### EXERCISE AIM
Scan the data below and pick out the lines containing the word "روبروی".

### AVAILABLE RECORDS
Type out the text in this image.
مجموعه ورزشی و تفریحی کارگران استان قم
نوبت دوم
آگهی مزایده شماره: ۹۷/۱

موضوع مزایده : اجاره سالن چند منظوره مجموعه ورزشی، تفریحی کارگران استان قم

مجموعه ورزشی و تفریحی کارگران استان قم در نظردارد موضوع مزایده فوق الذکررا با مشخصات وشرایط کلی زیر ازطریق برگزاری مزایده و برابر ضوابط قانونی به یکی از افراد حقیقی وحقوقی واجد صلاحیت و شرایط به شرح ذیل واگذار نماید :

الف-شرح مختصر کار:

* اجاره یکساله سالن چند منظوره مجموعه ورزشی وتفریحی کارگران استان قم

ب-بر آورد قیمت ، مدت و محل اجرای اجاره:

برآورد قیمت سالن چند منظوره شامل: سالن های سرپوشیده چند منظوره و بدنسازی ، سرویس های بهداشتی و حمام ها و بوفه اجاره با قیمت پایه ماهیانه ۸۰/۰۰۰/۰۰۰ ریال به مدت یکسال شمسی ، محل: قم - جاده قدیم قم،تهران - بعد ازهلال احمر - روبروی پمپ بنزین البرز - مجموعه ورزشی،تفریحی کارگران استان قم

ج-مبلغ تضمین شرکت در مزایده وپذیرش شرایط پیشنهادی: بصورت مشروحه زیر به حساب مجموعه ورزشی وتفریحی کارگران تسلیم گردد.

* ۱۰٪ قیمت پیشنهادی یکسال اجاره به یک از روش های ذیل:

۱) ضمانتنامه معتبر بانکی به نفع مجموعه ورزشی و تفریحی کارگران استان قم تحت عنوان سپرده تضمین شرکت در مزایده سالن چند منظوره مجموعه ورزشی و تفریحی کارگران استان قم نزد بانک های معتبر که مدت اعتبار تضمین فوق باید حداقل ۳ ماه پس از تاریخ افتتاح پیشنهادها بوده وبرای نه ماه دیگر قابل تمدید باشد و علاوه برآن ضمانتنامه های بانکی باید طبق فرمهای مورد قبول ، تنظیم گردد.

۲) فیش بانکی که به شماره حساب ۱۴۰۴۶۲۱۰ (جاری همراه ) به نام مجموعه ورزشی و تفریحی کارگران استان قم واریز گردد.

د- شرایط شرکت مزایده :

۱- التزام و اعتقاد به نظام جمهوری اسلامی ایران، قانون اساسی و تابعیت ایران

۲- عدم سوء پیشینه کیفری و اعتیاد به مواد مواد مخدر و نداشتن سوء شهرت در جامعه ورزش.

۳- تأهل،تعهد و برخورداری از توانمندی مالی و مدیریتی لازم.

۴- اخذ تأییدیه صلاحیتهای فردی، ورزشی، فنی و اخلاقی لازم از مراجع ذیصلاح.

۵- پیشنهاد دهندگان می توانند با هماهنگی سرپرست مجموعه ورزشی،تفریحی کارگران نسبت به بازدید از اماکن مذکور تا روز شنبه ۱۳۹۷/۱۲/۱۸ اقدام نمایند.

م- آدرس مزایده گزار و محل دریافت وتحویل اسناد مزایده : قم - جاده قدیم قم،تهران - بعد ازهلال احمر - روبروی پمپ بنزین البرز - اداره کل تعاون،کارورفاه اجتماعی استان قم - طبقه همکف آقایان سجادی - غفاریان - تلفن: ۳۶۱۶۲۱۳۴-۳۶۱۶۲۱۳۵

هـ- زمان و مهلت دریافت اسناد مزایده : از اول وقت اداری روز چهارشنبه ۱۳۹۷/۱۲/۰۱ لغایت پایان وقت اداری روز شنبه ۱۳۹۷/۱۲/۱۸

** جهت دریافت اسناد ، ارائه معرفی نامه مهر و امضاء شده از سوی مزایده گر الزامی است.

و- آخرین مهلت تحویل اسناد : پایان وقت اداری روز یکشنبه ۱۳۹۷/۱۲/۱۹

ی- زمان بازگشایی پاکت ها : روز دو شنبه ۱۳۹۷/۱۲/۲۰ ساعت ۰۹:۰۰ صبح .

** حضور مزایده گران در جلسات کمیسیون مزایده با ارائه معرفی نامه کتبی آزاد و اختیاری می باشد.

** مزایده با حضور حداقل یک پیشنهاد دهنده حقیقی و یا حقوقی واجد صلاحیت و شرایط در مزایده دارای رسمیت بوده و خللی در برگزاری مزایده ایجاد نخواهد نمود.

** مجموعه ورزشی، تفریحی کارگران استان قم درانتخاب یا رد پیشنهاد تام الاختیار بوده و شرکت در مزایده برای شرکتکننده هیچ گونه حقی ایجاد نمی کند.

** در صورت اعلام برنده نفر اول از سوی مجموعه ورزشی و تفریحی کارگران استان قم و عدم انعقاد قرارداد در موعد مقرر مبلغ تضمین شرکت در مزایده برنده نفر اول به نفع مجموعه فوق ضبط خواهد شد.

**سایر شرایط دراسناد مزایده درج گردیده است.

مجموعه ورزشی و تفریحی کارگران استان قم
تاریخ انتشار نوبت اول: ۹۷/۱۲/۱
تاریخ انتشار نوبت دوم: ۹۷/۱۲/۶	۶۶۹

### COMPLETE RESPONSE
برآورد قیمت سالن چند منظوره شامل: سالن های سرپوشیده چند منظوره و بدنسازی ، سرویس های بهداشتی و حمام ها و بوفه اجاره با قیمت پایه ماهیانه ۸۰/۰۰۰/۰۰۰ ریال به مدت یکسال شمسی ، محل: قم - جاده قدیم قم،تهران - بعد ازهلال احمر - روبروی پمپ بنزین البرز - مجموعه ورزشی،تفریحی کارگران استان قم
م- آدرس مزایده گزار و محل دریافت وتحویل اسناد مزایده : قم - جاده قدیم قم،تهران - بعد ازهلال احمر - روبروی پمپ بنزین البرز - اداره کل تعاون،کارورفاه اجتماعی استان قم - طبقه همکف آقایان سجادی - غفاریان - تلفن: ۳۶۱۶۲۱۳۴-۳۶۱۶۲۱۳۵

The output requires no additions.